**EXERCISE DIRECTIONS**
Quote the listing lines between the line holding "338, 996, 390]" and the line holding "199, 18, 205]", inclusive, reproducing them without any change.

**PROVIDED RECORDS**
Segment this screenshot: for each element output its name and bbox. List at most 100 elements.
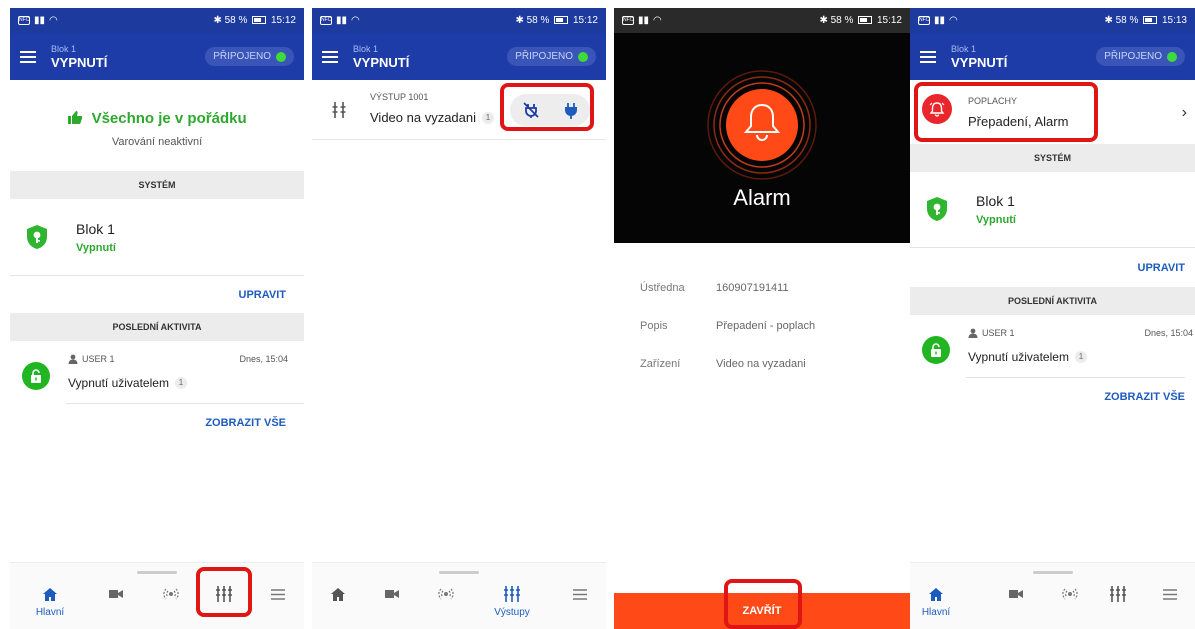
hamburger-icon[interactable]	[20, 50, 36, 63]
status-right: ✱ 58 % 15:13	[1104, 15, 1187, 26]
status-icons: NFC ▮▮ ◠	[918, 15, 958, 26]
status-right: ✱ 58 % 15:12	[213, 15, 296, 26]
clock: 15:12	[876, 15, 902, 26]
system-item[interactable]: Blok 1 Vypnutí	[10, 206, 304, 268]
activity-user: USER 1	[968, 328, 1015, 338]
alarm-panel: Alarm	[614, 33, 910, 243]
nav-cameras[interactable]	[368, 585, 416, 603]
user-icon	[968, 328, 978, 338]
nav-list[interactable]	[556, 585, 604, 603]
list-icon	[271, 588, 285, 600]
nav-home[interactable]: Hlavní	[26, 585, 74, 618]
signal-icon: ▮▮	[638, 15, 650, 26]
show-all-button[interactable]: ZOBRAZIT VŠE	[1104, 391, 1185, 403]
detail-key: Zařízení	[640, 358, 681, 370]
nav-home[interactable]: Hlavní	[912, 585, 960, 618]
bottom-nav: Výstupy	[312, 562, 606, 629]
app-bar: Blok 1 VYPNUTÍ PŘIPOJENO	[312, 33, 606, 80]
activity-time: Dnes, 15:04	[1144, 328, 1193, 338]
hamburger-icon[interactable]	[920, 50, 936, 63]
connection-dot	[578, 51, 588, 62]
connection-dot	[276, 51, 286, 62]
highlight-box-close	[724, 579, 802, 629]
battery-percent: 58 %	[526, 15, 550, 26]
nav-outputs[interactable]	[1094, 585, 1142, 603]
system-name: Blok 1	[976, 192, 1015, 209]
bottom-nav: Hlavní	[10, 562, 304, 629]
app-titles: Blok 1 VYPNUTÍ	[51, 44, 108, 70]
signal-icon: ▮▮	[336, 15, 348, 26]
clock: 15:12	[572, 15, 598, 26]
home-icon	[43, 587, 57, 601]
bluetooth-icon: ✱	[515, 15, 524, 26]
nav-detectors[interactable]	[1046, 585, 1094, 603]
nav-detectors[interactable]	[147, 585, 195, 603]
nav-outputs[interactable]: Výstupy	[488, 585, 536, 618]
activity-user-name: USER 1	[82, 354, 115, 364]
divider	[10, 275, 304, 276]
nav-list[interactable]	[254, 585, 302, 603]
bluetooth-icon: ✱	[213, 15, 222, 26]
edit-button[interactable]: UPRAVIT	[1138, 262, 1185, 274]
drawer-handle[interactable]	[1032, 571, 1073, 574]
battery-percent: 58 %	[830, 15, 854, 26]
detail-key: Popis	[640, 320, 668, 332]
app-title: VYPNUTÍ	[51, 54, 108, 70]
hamburger-icon[interactable]	[322, 50, 338, 63]
status-bar: NFC ▮▮ ◠ ✱ 58 % 15:13	[910, 8, 1195, 33]
status-bar: NFC ▮▮ ◠ ✱ 58 % 15:12	[614, 8, 910, 33]
system-name: Blok 1	[76, 220, 115, 237]
nav-home[interactable]	[314, 585, 362, 603]
activity-text: Vypnutí uživatelem 1	[968, 350, 1087, 364]
status-icons: NFC ▮▮ ◠	[622, 15, 662, 26]
activity-header: POSLEDNÍ AKTIVITA	[10, 313, 304, 341]
connection-label: PŘIPOJENO	[515, 51, 573, 62]
lock-icon	[922, 336, 950, 364]
status-title: Všechno je v pořádku	[91, 110, 247, 127]
outputs-icon	[1110, 586, 1126, 602]
activity-item[interactable]: USER 1 Dnes, 15:04 Vypnutí uživatelem 1	[910, 322, 1195, 378]
highlight-box-outputs	[196, 567, 252, 617]
nav-list[interactable]	[1146, 585, 1194, 603]
detector-icon	[438, 588, 454, 600]
divider	[966, 377, 1185, 378]
app-title: VYPNUTÍ	[951, 54, 1008, 70]
divider	[910, 247, 1195, 248]
system-text: Blok 1 Vypnutí	[76, 221, 116, 254]
drawer-handle[interactable]	[439, 571, 479, 574]
activity-user: USER 1	[68, 354, 115, 364]
status-icons: NFC ▮▮ ◠	[320, 15, 360, 26]
show-all-button[interactable]: ZOBRAZIT VŠE	[205, 417, 286, 429]
detail-value: Přepadení - poplach	[716, 320, 816, 332]
edit-button[interactable]: UPRAVIT	[239, 289, 286, 301]
nav-cameras[interactable]	[992, 585, 1040, 603]
status-right: ✱ 58 % 15:12	[515, 15, 598, 26]
screen-home: NFC ▮▮ ◠ ✱ 58 % 15:12 Blok 1 VYPNUTÍ PŘI…	[10, 0, 304, 629]
app-titles: Blok 1 VYPNUTÍ	[353, 43, 409, 69]
wifi-icon: ◠	[949, 15, 958, 26]
camera-icon	[385, 590, 399, 598]
status-subtitle: Varování neaktivní	[111, 136, 203, 148]
activity-header: POSLEDNÍ AKTIVITA	[910, 287, 1195, 315]
nav-home-label: Hlavní	[35, 607, 65, 618]
status-right: ✱ 58 % 15:12	[819, 15, 902, 26]
shield-key-icon	[27, 225, 47, 249]
chevron-right-icon: ›	[1181, 104, 1187, 121]
highlight-box-alarms	[914, 82, 1098, 142]
drawer-handle[interactable]	[137, 571, 177, 574]
nav-detectors[interactable]	[422, 585, 470, 603]
battery-icon	[252, 16, 267, 25]
app-titles: Blok 1 VYPNUTÍ	[951, 44, 1008, 70]
status-bar: NFC ▮▮ ◠ ✱ 58 % 15:12	[10, 8, 304, 33]
status-icons: NFC ▮▮ ◠	[18, 15, 58, 26]
app-subtitle: Blok 1	[353, 43, 379, 54]
activity-user-name: USER 1	[982, 328, 1015, 338]
activity-item[interactable]: USER 1 Dnes, 15:04 Vypnutí uživatelem 1	[10, 348, 294, 404]
bottom-nav: Hlavní	[910, 562, 1195, 629]
nav-cameras[interactable]	[92, 585, 140, 603]
system-item[interactable]: Blok 1 Vypnutí	[910, 178, 1195, 240]
wifi-icon: ◠	[49, 15, 58, 26]
user-icon	[68, 354, 78, 364]
thumbs-up-icon	[68, 111, 83, 124]
screen-home-alarm: NFC ▮▮ ◠ ✱ 58 % 15:13 Blok 1 VYPNUTÍ PŘI…	[910, 0, 1195, 629]
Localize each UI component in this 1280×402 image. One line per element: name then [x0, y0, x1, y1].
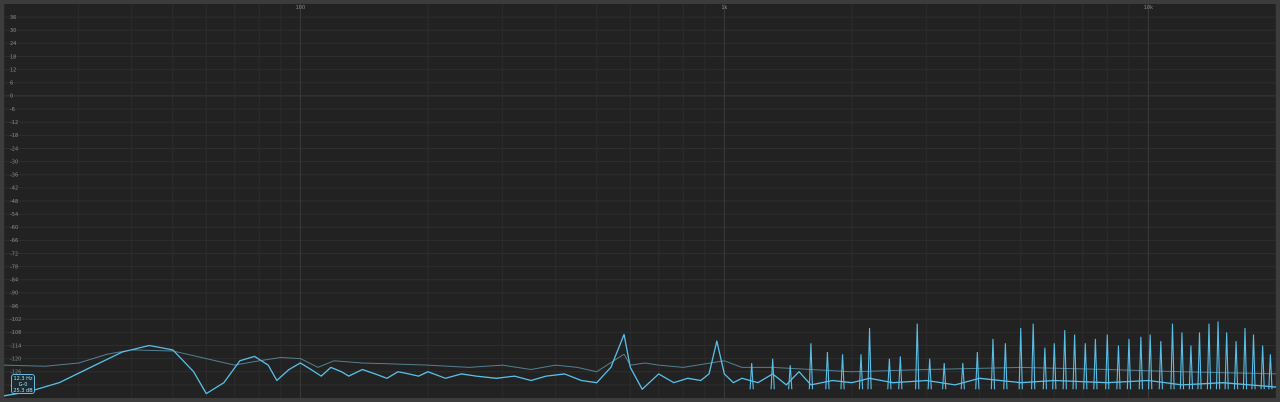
harmonic-peak	[990, 338, 996, 390]
x-tick-label: 1k	[721, 5, 727, 11]
y-tick-label: -24	[10, 146, 18, 152]
readout-level: 25.3 dB	[13, 388, 33, 394]
harmonic-peak	[1224, 332, 1229, 390]
grid	[4, 4, 1276, 398]
harmonic-peak	[1260, 345, 1265, 390]
y-tick-label: 30	[10, 28, 16, 34]
y-tick-label: -72	[10, 251, 18, 257]
y-tick-label: 18	[10, 54, 16, 60]
harmonic-peak	[1188, 345, 1194, 390]
harmonic-peak	[1003, 343, 1008, 390]
y-tick-label: -12	[10, 120, 18, 126]
x-tick-label: 10k	[1144, 5, 1153, 11]
harmonic-peak	[808, 343, 814, 390]
y-tick-label: 0	[10, 94, 13, 100]
y-tick-label: -48	[10, 199, 18, 205]
harmonic-peak	[1251, 334, 1256, 390]
y-tick-label: -90	[10, 291, 18, 297]
y-tick-label: 12	[10, 67, 16, 73]
y-tick-label: -60	[10, 225, 18, 231]
y-tick-label: -84	[10, 278, 18, 284]
x-tick-label: 100	[296, 5, 306, 11]
y-tick-label: -114	[10, 343, 21, 349]
y-tick-label: -54	[10, 212, 18, 218]
harmonic-peak	[1179, 332, 1185, 390]
y-tick-label: -66	[10, 238, 18, 244]
y-tick-label: -6	[10, 107, 15, 113]
harmonic-peak	[1170, 323, 1175, 390]
axis-labels: 36 30 24 18 12 6 0 -6 -12 -18 -24 -30 -36 -42 -48 -54 -6…	[10, 5, 1153, 389]
harmonic-peak	[1233, 341, 1239, 390]
cursor-readout: 12.3 Hz G-0 25.3 dB	[11, 374, 35, 394]
y-tick-label: 24	[10, 41, 16, 47]
y-tick-label: -36	[10, 173, 18, 179]
y-tick-label: 36	[10, 15, 16, 21]
harmonic-peaks	[749, 321, 1273, 390]
y-tick-label: -42	[10, 186, 18, 192]
y-tick-label: -96	[10, 304, 18, 310]
y-tick-label: -108	[10, 330, 21, 336]
harmonic-peak	[1215, 321, 1221, 390]
harmonic-peak	[975, 352, 980, 390]
harmonic-peak	[1031, 323, 1036, 390]
y-tick-label: -30	[10, 159, 18, 165]
y-tick-label: -78	[10, 264, 18, 270]
harmonic-peak	[1206, 323, 1212, 390]
y-tick-label: -102	[10, 317, 21, 323]
analyzer-frame: 36 30 24 18 12 6 0 -6 -12 -18 -24 -30 -36 -42 -48 -54 -6…	[0, 0, 1280, 402]
harmonic-peak	[915, 323, 920, 390]
spectrum-plot[interactable]: 36 30 24 18 12 6 0 -6 -12 -18 -24 -30 -36 -42 -48 -54 -6…	[4, 4, 1276, 398]
spectrum-analyzer[interactable]: 36 30 24 18 12 6 0 -6 -12 -18 -24 -30 -36 -42 -48 -54 -6…	[4, 4, 1276, 398]
harmonic-peak	[1197, 332, 1202, 390]
harmonic-peak	[898, 356, 903, 390]
y-tick-label: -120	[10, 356, 21, 362]
y-tick-label: 6	[10, 81, 13, 87]
y-tick-label: -18	[10, 133, 18, 139]
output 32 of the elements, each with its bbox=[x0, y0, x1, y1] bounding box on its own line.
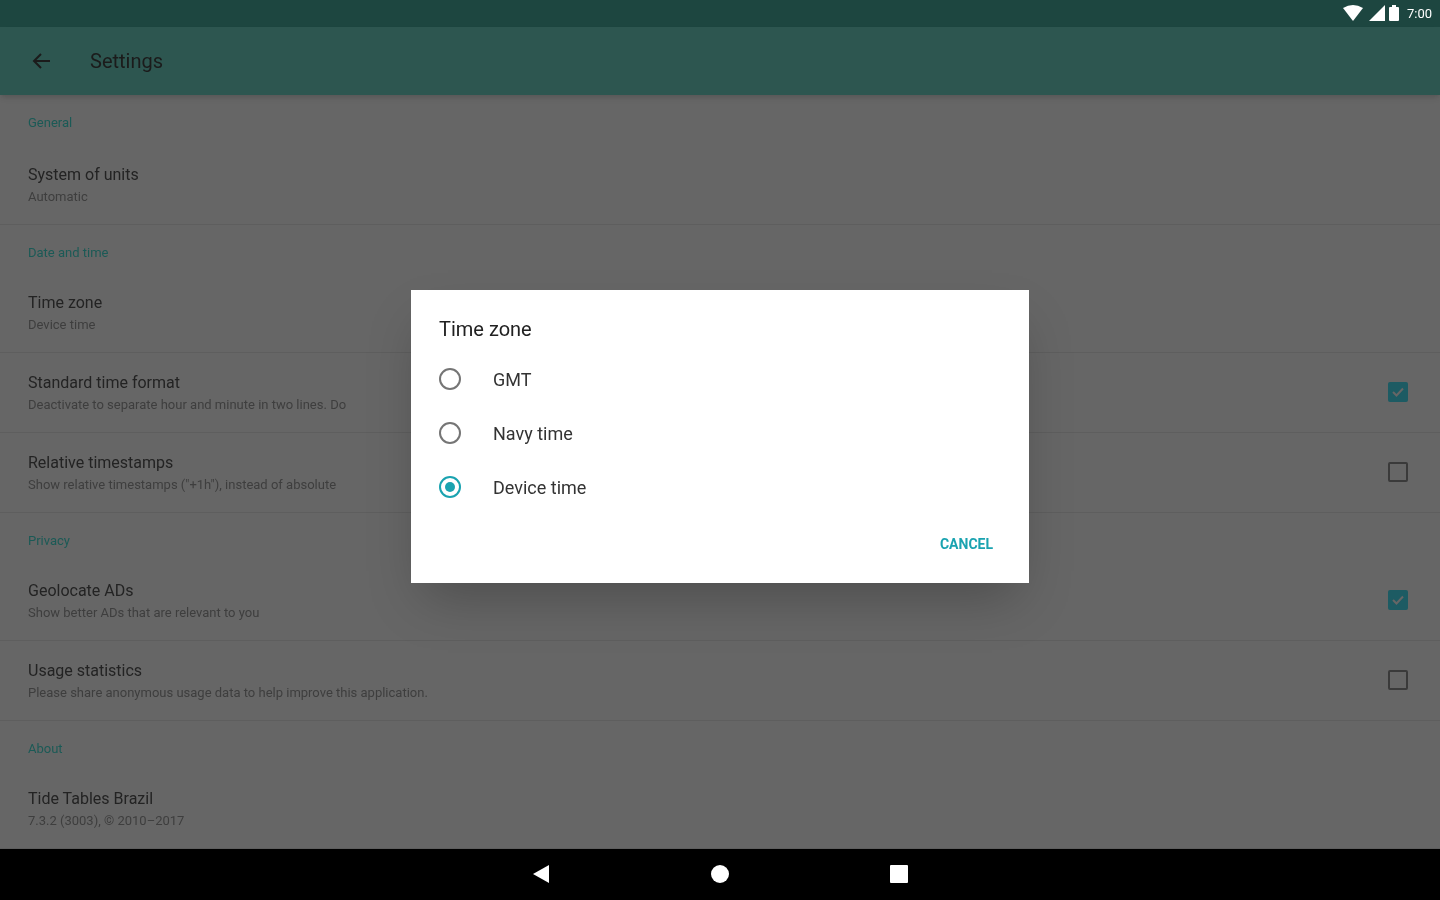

**OUTPUT OF THE EXERCISE**
harmonic-peak	[990, 338, 996, 390]
x-tick-label: 1k	[721, 5, 727, 11]
y-tick-label: -24	[10, 146, 18, 152]
readout-level: 25.3 dB	[13, 388, 33, 394]
harmonic-peak	[1224, 332, 1229, 390]
grid	[4, 4, 1276, 398]
harmonic-peak	[1260, 345, 1265, 390]
y-tick-label: 30	[10, 28, 16, 34]
y-tick-label: -72	[10, 251, 18, 257]
y-tick-label: 18	[10, 54, 16, 60]
harmonic-peak	[1188, 345, 1194, 390]
harmonic-peak	[1003, 343, 1008, 390]
y-tick-label: -12	[10, 120, 18, 126]
x-tick-label: 10k	[1144, 5, 1153, 11]
harmonic-peak	[808, 343, 814, 390]
y-tick-label: 0	[10, 94, 13, 100]
y-tick-label: -48	[10, 199, 18, 205]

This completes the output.